[Begin Document excerpt]
The doctrinal foundation of the Heggstad rule is the distinction between the two modes of creation developed at §14.02 above. A trust by transfer requires an effective transfer under the applicable property-transfer law, and for real property the applicable law requires a deed, delivered and recorded. A declaration of trust, by contrast, does not require a transfer, because no legal title changes hands; the same person holds title before and after, and the effect of the declaration is to change the character in which the title is held. The recorded chain of title, on this analysis, is evidence of legal title but is not the exclusive evidence of the character in which the title is held. Where the settlor has executed a writing that satisfies the Statute of Frauds — the trust instrument, the appended schedule, or both — and the writing identifies the property with sufficient certainty, the character of the settlor's holding is fixed by the writing, and the property is trust property.

The Heggstad line has been widely followed in American jurisdictions and is the operative rule in most states with substantial revocable-living-trust practice. It is limited by three doctrinal boundaries. First, the writing must identify the property with legal-description particularity or its equivalent; a generic or aspirational reference — "all my real property," "such real property as I may from time to time designate" — is insufficient. Second, the writing must manifest an unequivocal intent to hold the identified property as trustee; a writing that merely lists the property as an asset of the settlor without designating it as trust property does not suffice. Third, the Heggstad rule does not aid a settlor who has manifested no intent to hold as trustee at the moment of the writing; it accommodates the retitling gap, not the manifestation gap. Subject to those limits, the Heggstad line is the doctrinal accommodation by which modern American trust law reconciles the Statute of Frauds with the practical needs of revocable-living-trust practice, and it exemplifies the general principle that formalities serve trust substance rather than the reverse.
[End Document excerpt]
[Begin Source material]
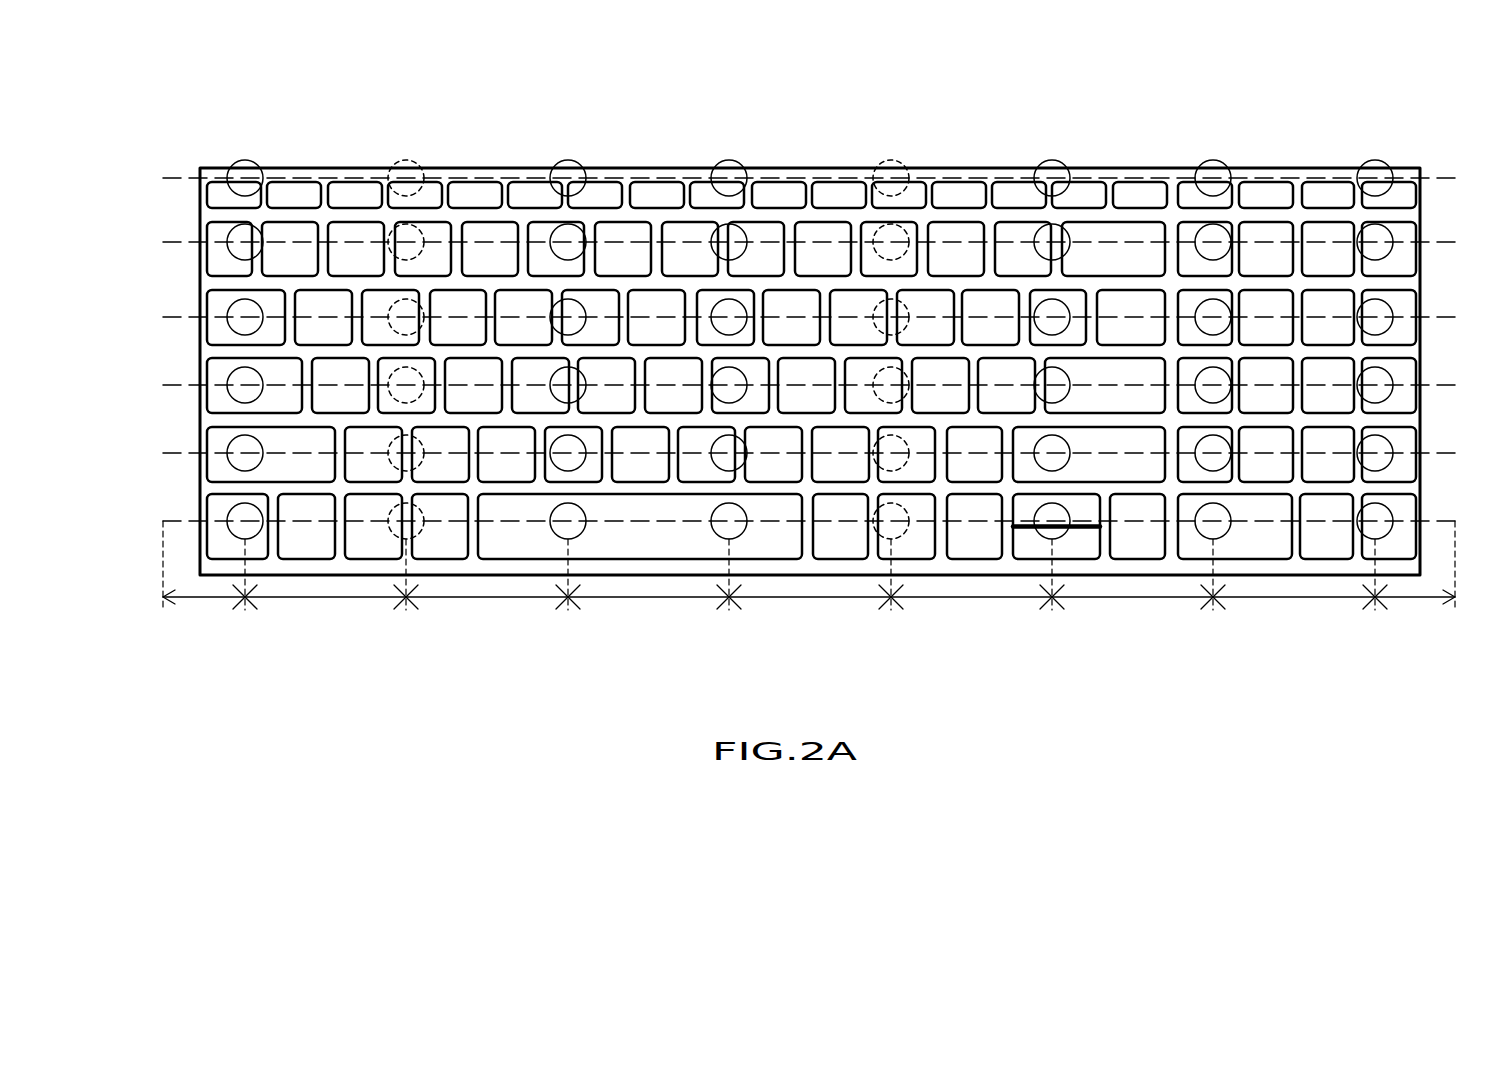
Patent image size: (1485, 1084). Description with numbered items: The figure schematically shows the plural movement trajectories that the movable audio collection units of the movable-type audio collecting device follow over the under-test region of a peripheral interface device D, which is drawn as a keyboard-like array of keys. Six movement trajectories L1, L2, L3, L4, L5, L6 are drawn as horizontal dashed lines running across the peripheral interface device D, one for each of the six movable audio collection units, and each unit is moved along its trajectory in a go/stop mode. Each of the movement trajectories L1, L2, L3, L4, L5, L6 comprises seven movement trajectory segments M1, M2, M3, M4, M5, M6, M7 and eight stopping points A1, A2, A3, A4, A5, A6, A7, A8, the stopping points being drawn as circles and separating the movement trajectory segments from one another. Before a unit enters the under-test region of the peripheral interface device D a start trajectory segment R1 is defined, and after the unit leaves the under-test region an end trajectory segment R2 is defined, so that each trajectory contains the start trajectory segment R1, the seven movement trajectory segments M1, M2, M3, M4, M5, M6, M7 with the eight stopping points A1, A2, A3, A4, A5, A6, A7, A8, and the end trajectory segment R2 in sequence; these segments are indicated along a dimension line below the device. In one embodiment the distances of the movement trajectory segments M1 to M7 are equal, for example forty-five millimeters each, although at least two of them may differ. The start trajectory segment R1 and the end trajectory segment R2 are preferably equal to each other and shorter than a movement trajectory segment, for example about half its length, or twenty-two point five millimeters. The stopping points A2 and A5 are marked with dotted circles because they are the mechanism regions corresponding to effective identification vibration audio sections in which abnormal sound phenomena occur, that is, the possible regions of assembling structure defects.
[End Source material]
Continue the passage on the Heggstad rule from its last sentence.

Notice, Acceptance, and the Trustee's Role

Notice of the trust's creation to the trustee and the beneficiaries is not a substantive element of trust creation. UTC § 401 comment; Restatement (Third) of Trusts § 14. A trust may exist though the trustee has not yet been notified of the office, and though the beneficiaries have not yet been informed of their interests. The trustee's acceptance is required, however, before the trustee may be surcharged for administrative acts, and a designated trustee who declines the office does not deprive the trust of existence — the court will supply a successor trustee under UTC § 704 rather than allow the trust to fail for want of a trustee. Restatement (Third) of Trusts § 31. The maxim that equity will not suffer a trust to fail for want of a trustee, developed at §8.03, receives here its operative expression in the moment of creation.

Acceptance by the trustee, whether express or implied, marks the moment at which the trustee assumes the fiduciary duties fixed at Chapter 8 and at which the trustee becomes subject to surcharge for maladministration. UTC § 701; Restatement (Third) of Trusts § 35. Express acceptance is ordinarily evidenced by the trustee's signature on the trust instrument or on a separate acceptance document; implied acceptance may be found where the trustee has knowingly exercised trustee functions — receiving trust property, opening trust accounts, executing trust-related instruments — with knowledge of the trust and its terms. A trustee who has not accepted the office is not liable for the acts of a co-trustee or a successor trustee occurring before acceptance, subject to the qualifications developed in the Volume II treatment of trustee liability.

The beneficiary's acceptance is presumed and is not required for the trust to exist. Restatement (Third) of Trusts § 36. A beneficiary who wishes to reject the interest must disclaim under the applicable disclaimer statute — in the United States, generally the Uniform Disclaimer of Property Interests Act or its state-code counterpart — and a valid disclaimer treats the disclaiming beneficiary as having predeceased the settlor for the purpose of the trust's dispositive terms. The disclaimer must ordinarily be in writing, executed within nine months of the interest's creation (to preserve federal transfer-tax treatment under I.R.C. § 2518), and delivered to the trustee. The interaction of disclaimer with the trust's continuing administration is treated in Volume II; for present purposes, the operative point is that beneficiary acceptance is not a formality of trust creation but a subsequent event addressed by a separate body of doctrine.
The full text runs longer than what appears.